* BEGIN TEXT PASSAGE *

Column: From Senators II to Rangers, this franchise is long overdue for a championship
They are The Franchise Formerly Known as the Second Version of the Washington Senators.
If there’s ever been a team that’s due for a championship — way overdue, to put it bluntly — it’s the Texas Rangers.
From their beginnings as a hastily assembled replacement team for the nation’s capital in 1961, through a whole lot of losing seasons and one excruciatingly close-but-no-cigar call, the Senators II-turned-Rangers have labored longer than any franchise in America’s four major sports leagues without a championship on their resume.
“Really?” Texas outfielder Travis Jankowski asked incredulously on the eve of the Rangers' third World Series appearance, set to begin Friday night with Game 1 against the Arizona Diamondbacks. “When were the Padres founded?”
While it's true that San Diego has never won a World Series, the Padres didn't join the big leagues until the four-team expansion of 1969. At that point, the Rangers — actually, they were still the Senators — were already 8 years old.
“Oh, what’s ’72?” Jankowski inquired.
Well, that's the year the Senators, having abandoned Washington for the second time, moved to Arlington, Texas — midway between Dallas and Fort Worth — and became the Rangers.
“I had no idea,” said Jankowski, who's hardly alone in being a bit vague on the Washington chapter of Rangers history.
“Some of it was pretty forgettable," quipped Dick Bosman, the starting pitcher for the franchise's final game as the Senators and first game as the Rangers.

* END TEXT PASSAGE *
* BEGIN SOURCE MATERIAL *

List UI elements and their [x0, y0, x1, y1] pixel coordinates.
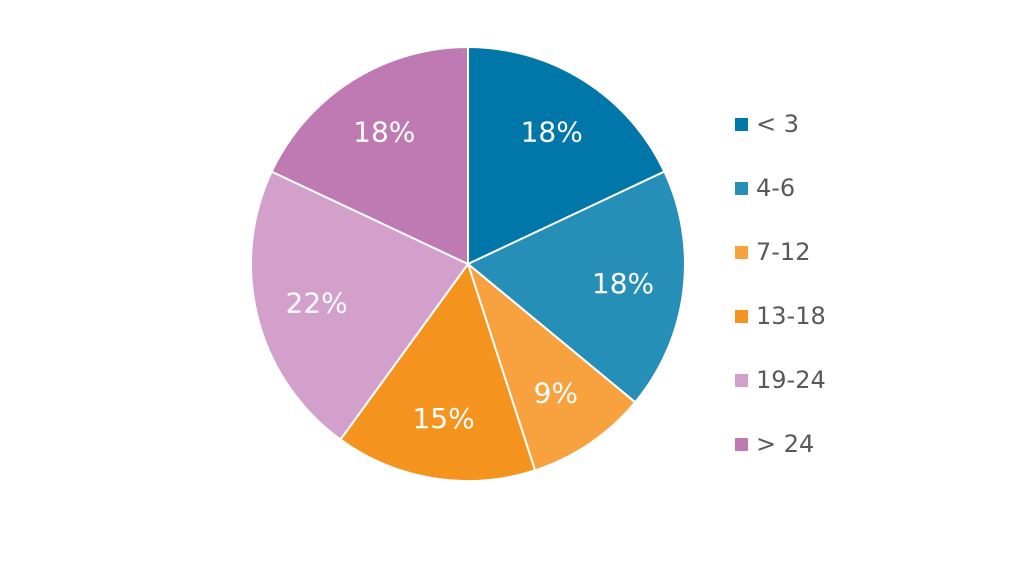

* END SOURCE MATERIAL *

- THE PROBLEM
According to the column about the Rangers, who was the starting pitcher for the franchise's final game as the Senators and its first game as the Rangers? The data comes from a different source than the column.

- ANSWER BELOW
Dick Bosman